*** Given information ***
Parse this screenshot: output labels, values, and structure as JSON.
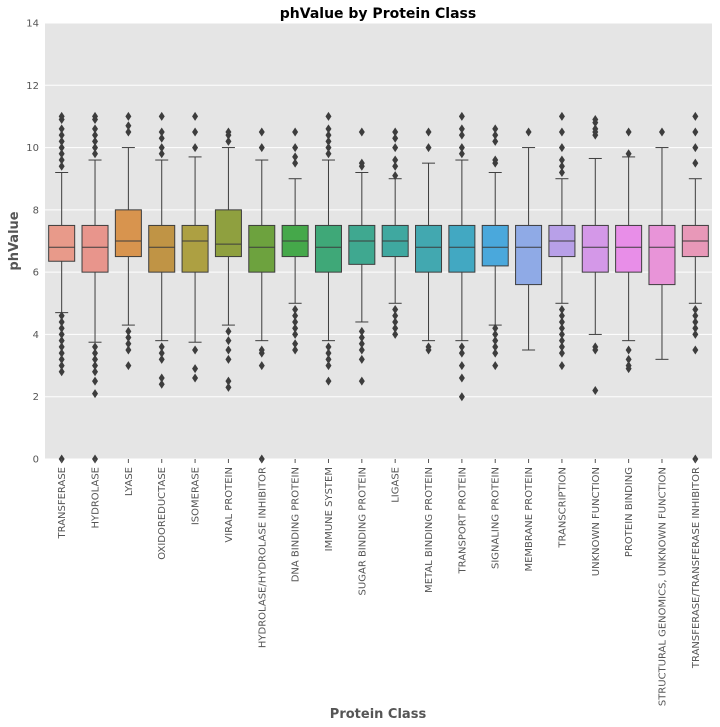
{
  "chart_data": {
    "type": "box",
    "title": "phValue by Protein Class",
    "xlabel": "Protein Class",
    "ylabel": "phValue",
    "ylim": [
      0,
      14
    ],
    "yticks": [
      0,
      2,
      4,
      6,
      8,
      10,
      12,
      14
    ],
    "grid": true,
    "legend": "none",
    "categories": [
      {
        "name": "TRANSFERASE",
        "color": "#E89A8A",
        "q1": 6.35,
        "median": 6.8,
        "q3": 7.5,
        "whisker_low": 4.7,
        "whisker_high": 9.2,
        "outliers": [
          2.8,
          3.0,
          3.2,
          3.4,
          3.6,
          3.8,
          4.0,
          4.2,
          4.4,
          4.6,
          0.0,
          9.4,
          9.6,
          9.8,
          10.0,
          10.2,
          10.4,
          10.6,
          10.9,
          11.0
        ]
      },
      {
        "name": "HYDROLASE",
        "color": "#E8958C",
        "q1": 6.0,
        "median": 6.8,
        "q3": 7.5,
        "whisker_low": 3.75,
        "whisker_high": 9.6,
        "outliers": [
          2.1,
          2.5,
          2.8,
          3.0,
          3.2,
          3.4,
          3.6,
          0.0,
          9.8,
          10.0,
          10.2,
          10.4,
          10.6,
          10.9,
          11.0
        ]
      },
      {
        "name": "LYASE",
        "color": "#D8944E",
        "q1": 6.5,
        "median": 7.0,
        "q3": 8.0,
        "whisker_low": 4.3,
        "whisker_high": 10.0,
        "outliers": [
          3.0,
          3.5,
          3.7,
          3.9,
          4.1,
          10.5,
          10.7,
          11.0
        ]
      },
      {
        "name": "OXIDOREDUCTASE",
        "color": "#C09445",
        "q1": 6.0,
        "median": 6.8,
        "q3": 7.5,
        "whisker_low": 3.8,
        "whisker_high": 9.6,
        "outliers": [
          2.4,
          2.6,
          3.2,
          3.4,
          3.6,
          9.8,
          10.0,
          10.3,
          10.5,
          11.0
        ]
      },
      {
        "name": "ISOMERASE",
        "color": "#ADA042",
        "q1": 6.0,
        "median": 7.0,
        "q3": 7.5,
        "whisker_low": 3.75,
        "whisker_high": 9.7,
        "outliers": [
          2.6,
          2.9,
          3.5,
          10.0,
          10.5,
          11.0
        ]
      },
      {
        "name": "VIRAL PROTEIN",
        "color": "#8FA03F",
        "q1": 6.5,
        "median": 6.9,
        "q3": 8.0,
        "whisker_low": 4.3,
        "whisker_high": 10.0,
        "outliers": [
          2.3,
          2.5,
          3.2,
          3.5,
          3.8,
          4.1,
          10.2,
          10.4,
          10.5
        ]
      },
      {
        "name": "HYDROLASE/HYDROLASE INHIBITOR",
        "color": "#6DA23E",
        "q1": 6.0,
        "median": 6.8,
        "q3": 7.5,
        "whisker_low": 3.8,
        "whisker_high": 9.6,
        "outliers": [
          0.0,
          3.0,
          3.4,
          3.5,
          10.0,
          10.5
        ]
      },
      {
        "name": "DNA BINDING PROTEIN",
        "color": "#45A84A",
        "q1": 6.5,
        "median": 7.0,
        "q3": 7.5,
        "whisker_low": 5.0,
        "whisker_high": 9.0,
        "outliers": [
          3.5,
          3.7,
          4.0,
          4.2,
          4.4,
          4.6,
          4.8,
          9.5,
          9.7,
          10.0,
          10.5
        ]
      },
      {
        "name": "IMMUNE SYSTEM",
        "color": "#3FA878",
        "q1": 6.0,
        "median": 6.8,
        "q3": 7.5,
        "whisker_low": 3.8,
        "whisker_high": 9.6,
        "outliers": [
          2.5,
          3.0,
          3.2,
          3.4,
          3.6,
          9.8,
          10.0,
          10.2,
          10.4,
          10.6,
          11.0
        ]
      },
      {
        "name": "SUGAR BINDING PROTEIN",
        "color": "#3FA890",
        "q1": 6.25,
        "median": 7.0,
        "q3": 7.5,
        "whisker_low": 4.4,
        "whisker_high": 9.2,
        "outliers": [
          2.5,
          3.2,
          3.5,
          3.7,
          3.9,
          4.1,
          9.4,
          9.5,
          10.5
        ]
      },
      {
        "name": "LIGASE",
        "color": "#3FA8A0",
        "q1": 6.5,
        "median": 7.0,
        "q3": 7.5,
        "whisker_low": 5.0,
        "whisker_high": 9.0,
        "outliers": [
          4.0,
          4.2,
          4.4,
          4.6,
          4.8,
          9.1,
          9.4,
          9.6,
          10.0,
          10.3,
          10.5
        ]
      },
      {
        "name": "METAL BINDING PROTEIN",
        "color": "#42A8B0",
        "q1": 6.0,
        "median": 6.8,
        "q3": 7.5,
        "whisker_low": 3.8,
        "whisker_high": 9.5,
        "outliers": [
          3.5,
          3.6,
          10.0,
          10.5
        ]
      },
      {
        "name": "TRANSPORT PROTEIN",
        "color": "#42A8C2",
        "q1": 6.0,
        "median": 6.8,
        "q3": 7.5,
        "whisker_low": 3.8,
        "whisker_high": 9.6,
        "outliers": [
          2.0,
          2.6,
          3.0,
          3.4,
          3.6,
          9.8,
          10.0,
          10.4,
          10.6,
          11.0
        ]
      },
      {
        "name": "SIGNALING PROTEIN",
        "color": "#4AA8DC",
        "q1": 6.2,
        "median": 6.8,
        "q3": 7.5,
        "whisker_low": 4.3,
        "whisker_high": 9.2,
        "outliers": [
          3.0,
          3.4,
          3.6,
          3.8,
          4.0,
          4.2,
          9.5,
          9.6,
          10.2,
          10.4,
          10.6
        ]
      },
      {
        "name": "MEMBRANE PROTEIN",
        "color": "#8FAAE6",
        "q1": 5.6,
        "median": 6.8,
        "q3": 7.5,
        "whisker_low": 3.5,
        "whisker_high": 10.0,
        "outliers": [
          10.5
        ]
      },
      {
        "name": "TRANSCRIPTION",
        "color": "#B8A0E8",
        "q1": 6.5,
        "median": 7.0,
        "q3": 7.5,
        "whisker_low": 5.0,
        "whisker_high": 9.0,
        "outliers": [
          3.0,
          3.4,
          3.6,
          3.8,
          4.0,
          4.2,
          4.4,
          4.6,
          4.8,
          9.2,
          9.4,
          9.6,
          10.0,
          10.5,
          11.0
        ]
      },
      {
        "name": "UNKNOWN FUNCTION",
        "color": "#D498E8",
        "q1": 6.0,
        "median": 6.8,
        "q3": 7.5,
        "whisker_low": 4.0,
        "whisker_high": 9.65,
        "outliers": [
          2.2,
          3.5,
          3.6,
          10.4,
          10.5,
          10.6,
          10.8,
          10.9
        ]
      },
      {
        "name": "PROTEIN BINDING",
        "color": "#E88EE8",
        "q1": 6.0,
        "median": 6.8,
        "q3": 7.5,
        "whisker_low": 3.8,
        "whisker_high": 9.7,
        "outliers": [
          2.9,
          3.0,
          3.2,
          3.5,
          9.8,
          10.5
        ]
      },
      {
        "name": "STRUCTURAL GENOMICS, UNKNOWN FUNCTION",
        "color": "#E894D8",
        "q1": 5.6,
        "median": 6.8,
        "q3": 7.5,
        "whisker_low": 3.2,
        "whisker_high": 10.0,
        "outliers": [
          10.5
        ]
      },
      {
        "name": "TRANSFERASE/TRANSFERASE INHIBITOR",
        "color": "#E898B8",
        "q1": 6.5,
        "median": 7.0,
        "q3": 7.5,
        "whisker_low": 5.0,
        "whisker_high": 9.0,
        "outliers": [
          0.0,
          3.5,
          4.0,
          4.2,
          4.4,
          4.6,
          4.8,
          9.5,
          10.0,
          10.5,
          11.0
        ]
      }
    ]
  }
}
*** End of Given information ***
A single number is the answer: the count of lines in the material above that contain "TRANSFERASE".

2